▶ **PROBLEM DETAILS**: Extract each line holding the word "Visual" from the entries.

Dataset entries
※ ※ ※

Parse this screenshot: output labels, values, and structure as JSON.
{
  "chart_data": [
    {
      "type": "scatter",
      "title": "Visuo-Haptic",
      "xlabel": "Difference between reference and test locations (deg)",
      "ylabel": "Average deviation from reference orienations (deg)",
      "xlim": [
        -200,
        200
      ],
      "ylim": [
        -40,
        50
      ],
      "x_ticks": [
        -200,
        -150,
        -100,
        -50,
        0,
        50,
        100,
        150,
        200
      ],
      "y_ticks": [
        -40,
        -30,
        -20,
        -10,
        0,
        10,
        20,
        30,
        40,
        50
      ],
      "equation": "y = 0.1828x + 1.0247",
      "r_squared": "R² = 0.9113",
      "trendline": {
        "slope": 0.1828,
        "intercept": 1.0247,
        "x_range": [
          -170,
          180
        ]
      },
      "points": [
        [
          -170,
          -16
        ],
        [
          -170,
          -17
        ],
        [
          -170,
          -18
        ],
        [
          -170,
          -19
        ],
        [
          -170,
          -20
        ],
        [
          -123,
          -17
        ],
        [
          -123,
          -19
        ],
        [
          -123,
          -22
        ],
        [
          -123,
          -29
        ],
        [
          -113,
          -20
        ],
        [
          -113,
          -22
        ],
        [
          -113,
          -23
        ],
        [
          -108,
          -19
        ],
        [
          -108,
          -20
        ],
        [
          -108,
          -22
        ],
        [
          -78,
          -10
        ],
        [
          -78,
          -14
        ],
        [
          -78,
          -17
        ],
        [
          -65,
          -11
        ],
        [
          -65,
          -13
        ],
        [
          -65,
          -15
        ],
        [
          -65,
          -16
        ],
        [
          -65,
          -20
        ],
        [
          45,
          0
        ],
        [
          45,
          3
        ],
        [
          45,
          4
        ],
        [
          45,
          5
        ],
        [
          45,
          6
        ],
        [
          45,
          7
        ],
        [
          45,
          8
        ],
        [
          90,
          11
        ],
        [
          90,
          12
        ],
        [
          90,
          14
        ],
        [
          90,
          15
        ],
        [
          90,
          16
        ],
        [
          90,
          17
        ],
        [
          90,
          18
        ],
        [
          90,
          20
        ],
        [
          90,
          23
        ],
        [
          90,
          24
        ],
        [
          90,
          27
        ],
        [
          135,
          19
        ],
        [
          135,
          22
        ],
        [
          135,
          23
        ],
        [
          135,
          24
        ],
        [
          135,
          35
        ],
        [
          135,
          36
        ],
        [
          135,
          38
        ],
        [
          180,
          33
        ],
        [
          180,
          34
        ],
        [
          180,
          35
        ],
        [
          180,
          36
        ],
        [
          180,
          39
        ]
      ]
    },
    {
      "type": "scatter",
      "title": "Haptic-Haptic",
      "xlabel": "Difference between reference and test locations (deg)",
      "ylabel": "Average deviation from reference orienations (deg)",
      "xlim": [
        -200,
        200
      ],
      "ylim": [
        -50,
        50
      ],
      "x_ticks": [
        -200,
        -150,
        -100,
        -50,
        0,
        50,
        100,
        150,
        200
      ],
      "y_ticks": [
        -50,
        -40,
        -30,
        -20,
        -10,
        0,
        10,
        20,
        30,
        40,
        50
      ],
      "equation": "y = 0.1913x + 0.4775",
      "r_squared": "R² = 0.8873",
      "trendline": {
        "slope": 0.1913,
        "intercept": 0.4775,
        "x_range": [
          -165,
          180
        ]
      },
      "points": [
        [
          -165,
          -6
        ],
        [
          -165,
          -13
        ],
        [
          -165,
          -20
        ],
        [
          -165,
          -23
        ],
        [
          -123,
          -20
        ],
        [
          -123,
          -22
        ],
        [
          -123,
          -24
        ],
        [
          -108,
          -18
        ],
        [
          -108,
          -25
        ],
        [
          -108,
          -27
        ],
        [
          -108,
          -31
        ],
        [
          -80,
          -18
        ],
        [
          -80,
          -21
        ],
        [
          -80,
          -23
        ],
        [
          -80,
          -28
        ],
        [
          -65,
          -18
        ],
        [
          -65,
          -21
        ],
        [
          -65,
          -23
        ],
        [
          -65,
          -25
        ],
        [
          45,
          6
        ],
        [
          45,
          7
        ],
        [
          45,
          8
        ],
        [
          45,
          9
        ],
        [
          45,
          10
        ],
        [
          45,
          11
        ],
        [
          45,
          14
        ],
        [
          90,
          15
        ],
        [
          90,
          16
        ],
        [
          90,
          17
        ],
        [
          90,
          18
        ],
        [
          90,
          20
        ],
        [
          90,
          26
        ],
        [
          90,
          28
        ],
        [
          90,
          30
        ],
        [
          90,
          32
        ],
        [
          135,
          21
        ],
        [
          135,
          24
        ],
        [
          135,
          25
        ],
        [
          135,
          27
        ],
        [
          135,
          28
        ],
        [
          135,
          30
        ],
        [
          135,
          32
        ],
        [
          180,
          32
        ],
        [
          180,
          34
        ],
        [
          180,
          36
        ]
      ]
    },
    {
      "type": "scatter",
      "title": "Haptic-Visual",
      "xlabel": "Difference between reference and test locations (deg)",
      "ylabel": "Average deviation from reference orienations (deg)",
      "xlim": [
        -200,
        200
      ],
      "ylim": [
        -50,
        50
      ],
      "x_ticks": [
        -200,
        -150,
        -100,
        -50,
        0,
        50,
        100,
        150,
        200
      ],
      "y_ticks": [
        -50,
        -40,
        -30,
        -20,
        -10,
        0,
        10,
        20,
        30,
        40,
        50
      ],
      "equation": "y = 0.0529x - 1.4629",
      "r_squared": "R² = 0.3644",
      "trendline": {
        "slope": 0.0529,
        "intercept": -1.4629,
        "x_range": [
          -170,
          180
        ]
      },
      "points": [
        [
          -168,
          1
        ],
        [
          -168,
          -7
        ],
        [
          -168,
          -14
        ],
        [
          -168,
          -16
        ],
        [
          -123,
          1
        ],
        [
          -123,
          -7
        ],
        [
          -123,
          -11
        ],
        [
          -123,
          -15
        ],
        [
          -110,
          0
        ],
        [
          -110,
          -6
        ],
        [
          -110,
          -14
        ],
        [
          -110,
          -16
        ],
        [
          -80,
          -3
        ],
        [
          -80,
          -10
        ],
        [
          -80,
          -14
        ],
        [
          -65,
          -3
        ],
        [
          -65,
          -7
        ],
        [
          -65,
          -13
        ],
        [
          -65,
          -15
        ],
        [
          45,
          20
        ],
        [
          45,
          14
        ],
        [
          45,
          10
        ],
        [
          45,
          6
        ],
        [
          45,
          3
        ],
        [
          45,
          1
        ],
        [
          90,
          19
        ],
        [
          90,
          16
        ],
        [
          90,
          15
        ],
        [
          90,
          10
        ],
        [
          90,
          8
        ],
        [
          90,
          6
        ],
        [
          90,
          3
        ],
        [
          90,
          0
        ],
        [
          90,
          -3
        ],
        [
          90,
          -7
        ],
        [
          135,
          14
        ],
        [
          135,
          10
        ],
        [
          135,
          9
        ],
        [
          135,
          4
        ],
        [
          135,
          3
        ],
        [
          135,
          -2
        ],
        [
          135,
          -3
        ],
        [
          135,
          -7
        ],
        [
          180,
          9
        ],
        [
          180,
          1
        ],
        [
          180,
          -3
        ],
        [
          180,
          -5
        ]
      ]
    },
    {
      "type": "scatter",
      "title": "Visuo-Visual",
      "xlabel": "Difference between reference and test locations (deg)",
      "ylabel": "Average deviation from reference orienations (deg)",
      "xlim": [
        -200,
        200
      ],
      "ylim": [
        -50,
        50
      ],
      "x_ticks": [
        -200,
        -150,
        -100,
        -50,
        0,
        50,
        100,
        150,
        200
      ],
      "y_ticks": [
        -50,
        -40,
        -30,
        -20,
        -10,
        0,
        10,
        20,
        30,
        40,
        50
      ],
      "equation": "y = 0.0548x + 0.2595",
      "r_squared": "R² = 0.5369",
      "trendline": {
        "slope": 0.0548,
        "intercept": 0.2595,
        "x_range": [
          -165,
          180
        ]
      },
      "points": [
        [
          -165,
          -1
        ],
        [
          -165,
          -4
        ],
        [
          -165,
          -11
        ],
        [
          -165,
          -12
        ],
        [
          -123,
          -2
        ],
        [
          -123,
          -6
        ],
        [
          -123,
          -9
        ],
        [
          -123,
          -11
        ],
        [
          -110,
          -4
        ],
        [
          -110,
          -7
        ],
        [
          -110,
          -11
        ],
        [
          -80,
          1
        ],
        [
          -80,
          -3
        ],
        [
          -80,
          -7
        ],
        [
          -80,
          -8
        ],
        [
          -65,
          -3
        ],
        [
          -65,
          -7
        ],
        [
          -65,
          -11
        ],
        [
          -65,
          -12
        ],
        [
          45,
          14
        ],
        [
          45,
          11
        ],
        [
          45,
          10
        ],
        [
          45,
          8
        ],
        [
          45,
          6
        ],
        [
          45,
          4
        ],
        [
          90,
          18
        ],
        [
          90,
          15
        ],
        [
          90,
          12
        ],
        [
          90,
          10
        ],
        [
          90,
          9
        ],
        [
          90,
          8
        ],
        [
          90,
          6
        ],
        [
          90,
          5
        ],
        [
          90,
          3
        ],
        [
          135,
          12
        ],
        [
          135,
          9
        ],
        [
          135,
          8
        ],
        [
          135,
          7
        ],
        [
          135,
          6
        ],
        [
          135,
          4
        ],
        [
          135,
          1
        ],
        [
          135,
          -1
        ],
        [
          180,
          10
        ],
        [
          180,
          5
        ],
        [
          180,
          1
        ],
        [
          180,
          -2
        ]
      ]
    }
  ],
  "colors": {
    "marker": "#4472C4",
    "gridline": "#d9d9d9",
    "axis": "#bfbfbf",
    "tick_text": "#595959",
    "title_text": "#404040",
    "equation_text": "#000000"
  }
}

※ ※ ※

▶ **RESULT**:
      "title": "Haptic-Visual",
      "title": "Visuo-Visual",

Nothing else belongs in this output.